- The request
Each record below should be output verbatim, without pictures.

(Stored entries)
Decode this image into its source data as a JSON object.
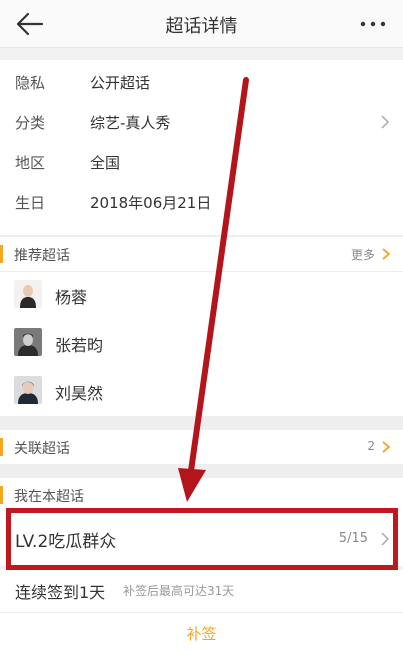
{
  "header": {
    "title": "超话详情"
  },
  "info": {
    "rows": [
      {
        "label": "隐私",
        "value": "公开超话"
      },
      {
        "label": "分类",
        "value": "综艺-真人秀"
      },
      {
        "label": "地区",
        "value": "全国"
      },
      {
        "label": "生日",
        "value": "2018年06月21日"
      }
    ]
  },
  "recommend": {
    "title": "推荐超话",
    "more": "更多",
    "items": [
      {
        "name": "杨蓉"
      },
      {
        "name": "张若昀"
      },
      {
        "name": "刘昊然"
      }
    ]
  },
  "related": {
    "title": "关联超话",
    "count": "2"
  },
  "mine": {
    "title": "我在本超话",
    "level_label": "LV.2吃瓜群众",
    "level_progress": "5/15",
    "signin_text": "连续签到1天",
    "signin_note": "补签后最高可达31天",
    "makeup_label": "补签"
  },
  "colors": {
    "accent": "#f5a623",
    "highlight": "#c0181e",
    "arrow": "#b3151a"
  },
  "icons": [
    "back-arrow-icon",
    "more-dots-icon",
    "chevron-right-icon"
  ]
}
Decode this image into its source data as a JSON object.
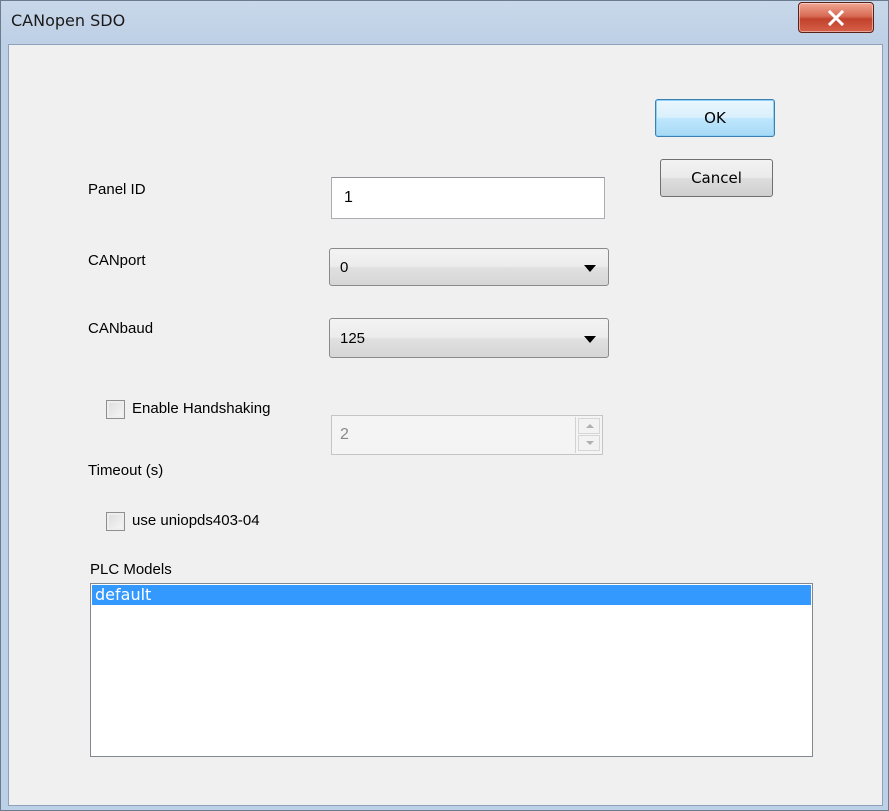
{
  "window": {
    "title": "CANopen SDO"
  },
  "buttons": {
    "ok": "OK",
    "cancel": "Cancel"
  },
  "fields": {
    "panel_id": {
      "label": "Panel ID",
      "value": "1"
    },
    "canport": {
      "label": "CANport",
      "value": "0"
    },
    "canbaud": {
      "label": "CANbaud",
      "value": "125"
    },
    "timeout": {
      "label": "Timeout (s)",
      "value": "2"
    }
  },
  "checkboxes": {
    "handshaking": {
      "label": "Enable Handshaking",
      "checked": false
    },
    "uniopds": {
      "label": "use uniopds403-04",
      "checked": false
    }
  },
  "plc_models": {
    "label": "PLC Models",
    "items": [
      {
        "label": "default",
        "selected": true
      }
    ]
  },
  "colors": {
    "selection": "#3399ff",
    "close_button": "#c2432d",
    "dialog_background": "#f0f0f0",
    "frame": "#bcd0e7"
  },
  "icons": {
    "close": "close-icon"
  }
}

- Task output
Decode this image into its source data as a JSON object.
{
  "header": {
    "title": "超话详情"
  },
  "info": {
    "rows": [
      {
        "label": "隐私",
        "value": "公开超话"
      },
      {
        "label": "分类",
        "value": "综艺-真人秀"
      },
      {
        "label": "地区",
        "value": "全国"
      },
      {
        "label": "生日",
        "value": "2018年06月21日"
      }
    ]
  },
  "recommend": {
    "title": "推荐超话",
    "more": "更多",
    "items": [
      {
        "name": "杨蓉"
      },
      {
        "name": "张若昀"
      },
      {
        "name": "刘昊然"
      }
    ]
  },
  "related": {
    "title": "关联超话",
    "count": "2"
  },
  "mine": {
    "title": "我在本超话",
    "level_label": "LV.2吃瓜群众",
    "level_progress": "5/15",
    "signin_text": "连续签到1天",
    "signin_note": "补签后最高可达31天",
    "makeup_label": "补签"
  },
  "colors": {
    "accent": "#f5a623",
    "highlight": "#c0181e",
    "arrow": "#b3151a"
  },
  "icons": [
    "back-arrow-icon",
    "more-dots-icon",
    "chevron-right-icon"
  ]
}
Decode this image into its source data as a JSON object.
{
  "window": {
    "title": "CANopen SDO"
  },
  "buttons": {
    "ok": "OK",
    "cancel": "Cancel"
  },
  "fields": {
    "panel_id": {
      "label": "Panel ID",
      "value": "1"
    },
    "canport": {
      "label": "CANport",
      "value": "0"
    },
    "canbaud": {
      "label": "CANbaud",
      "value": "125"
    },
    "timeout": {
      "label": "Timeout (s)",
      "value": "2"
    }
  },
  "checkboxes": {
    "handshaking": {
      "label": "Enable Handshaking",
      "checked": false
    },
    "uniopds": {
      "label": "use uniopds403-04",
      "checked": false
    }
  },
  "plc_models": {
    "label": "PLC Models",
    "items": [
      {
        "label": "default",
        "selected": true
      }
    ]
  },
  "colors": {
    "selection": "#3399ff",
    "close_button": "#c2432d",
    "dialog_background": "#f0f0f0",
    "frame": "#bcd0e7"
  },
  "icons": {
    "close": "close-icon"
  }
}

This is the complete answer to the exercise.